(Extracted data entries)
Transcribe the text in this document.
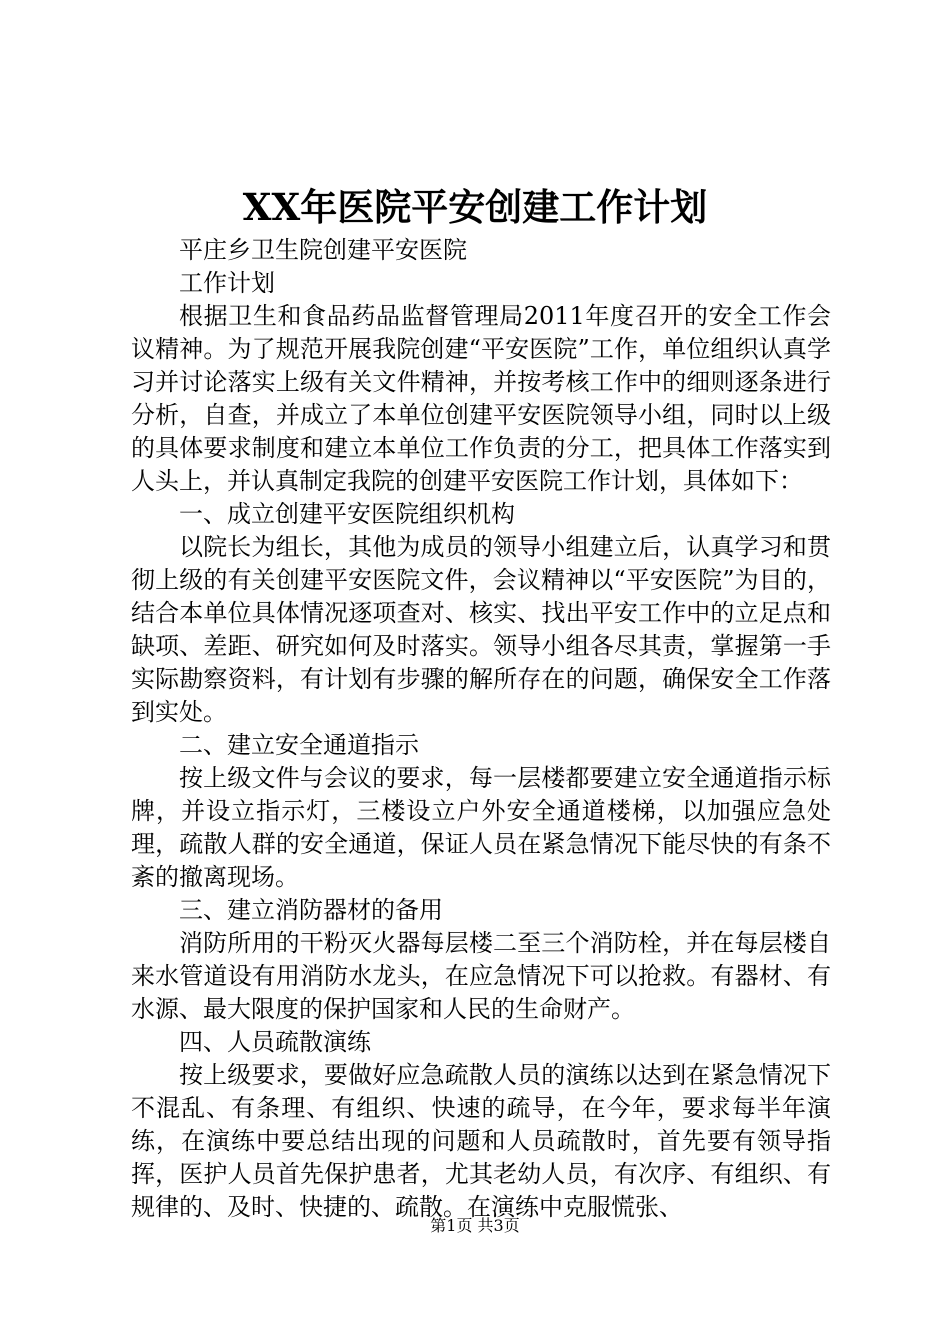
XX年医院平安创建工作计划

平庄乡卫生院创建平安医院

工作计划

根据卫生和食品药品监督管理局2011年度召开的安全工作会议精神。为了规范开展我院创建“平安医院”工作，单位组织认真学习并讨论落实上级有关文件精神，并按考核工作中的细则逐条进行分析，自查，并成立了本单位创建平安医院领导小组，同时以上级的具体要求制度和建立本单位工作负责的分工，把具体工作落实到人头上，并认真制定我院的创建平安医院工作计划，具体如下：

一、成立创建平安医院组织机构

以院长为组长，其他为成员的领导小组建立后，认真学习和贯彻上级的有关创建平安医院文件，会议精神以“平安医院”为目的，结合本单位具体情况逐项查对、核实、找出平安工作中的立足点和缺项、差距、研究如何及时落实。领导小组各尽其责，掌握第一手实际勘察资料，有计划有步骤的解所存在的问题，确保安全工作落到实处。

二、建立安全通道指示

按上级文件与会议的要求，每一层楼都要建立安全通道指示标牌，并设立指示灯，三楼设立户外安全通道楼梯，以加强应急处理，疏散人群的安全通道，保证人员在紧急情况下能尽快的有条不紊的撤离现场。

三、建立消防器材的备用

消防所用的干粉灭火器每层楼二至三个消防栓，并在每层楼自来水管道设有用消防水龙头，在应急情况下可以抢救。有器材、有水源、最大限度的保护国家和人民的生命财产。

四、人员疏散演练

按上级要求，要做好应急疏散人员的演练以达到在紧急情况下不混乱、有条理、有组织、快速的疏导，在今年，要求每半年演练，在演练中要总结出现的问题和人员疏散时，首先要有领导指挥，医护人员首先保护患者，尤其老幼人员，有次序、有组织、有规律的、及时、快捷的、疏散。在演练中克服慌张、

第1页 共3页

◆ What this task involves
Write the lines above out again exactly, without any of their pictures.

◆ Output for this exercise
Transcribe the text in this document.
XX年医院平安创建工作计划

平庄乡卫生院创建平安医院

工作计划

根据卫生和食品药品监督管理局2011年度召开的安全工作会议精神。为了规范开展我院创建“平安医院”工作，单位组织认真学习并讨论落实上级有关文件精神，并按考核工作中的细则逐条进行分析，自查，并成立了本单位创建平安医院领导小组，同时以上级的具体要求制度和建立本单位工作负责的分工，把具体工作落实到人头上，并认真制定我院的创建平安医院工作计划，具体如下：

一、成立创建平安医院组织机构

以院长为组长，其他为成员的领导小组建立后，认真学习和贯彻上级的有关创建平安医院文件，会议精神以“平安医院”为目的，结合本单位具体情况逐项查对、核实、找出平安工作中的立足点和缺项、差距、研究如何及时落实。领导小组各尽其责，掌握第一手实际勘察资料，有计划有步骤的解所存在的问题，确保安全工作落到实处。

二、建立安全通道指示

按上级文件与会议的要求，每一层楼都要建立安全通道指示标牌，并设立指示灯，三楼设立户外安全通道楼梯，以加强应急处理，疏散人群的安全通道，保证人员在紧急情况下能尽快的有条不紊的撤离现场。

三、建立消防器材的备用

消防所用的干粉灭火器每层楼二至三个消防栓，并在每层楼自来水管道设有用消防水龙头，在应急情况下可以抢救。有器材、有水源、最大限度的保护国家和人民的生命财产。

四、人员疏散演练

按上级要求，要做好应急疏散人员的演练以达到在紧急情况下不混乱、有条理、有组织、快速的疏导，在今年，要求每半年演练，在演练中要总结出现的问题和人员疏散时，首先要有领导指挥，医护人员首先保护患者，尤其老幼人员，有次序、有组织、有规律的、及时、快捷的、疏散。在演练中克服慌张、

第1页 共3页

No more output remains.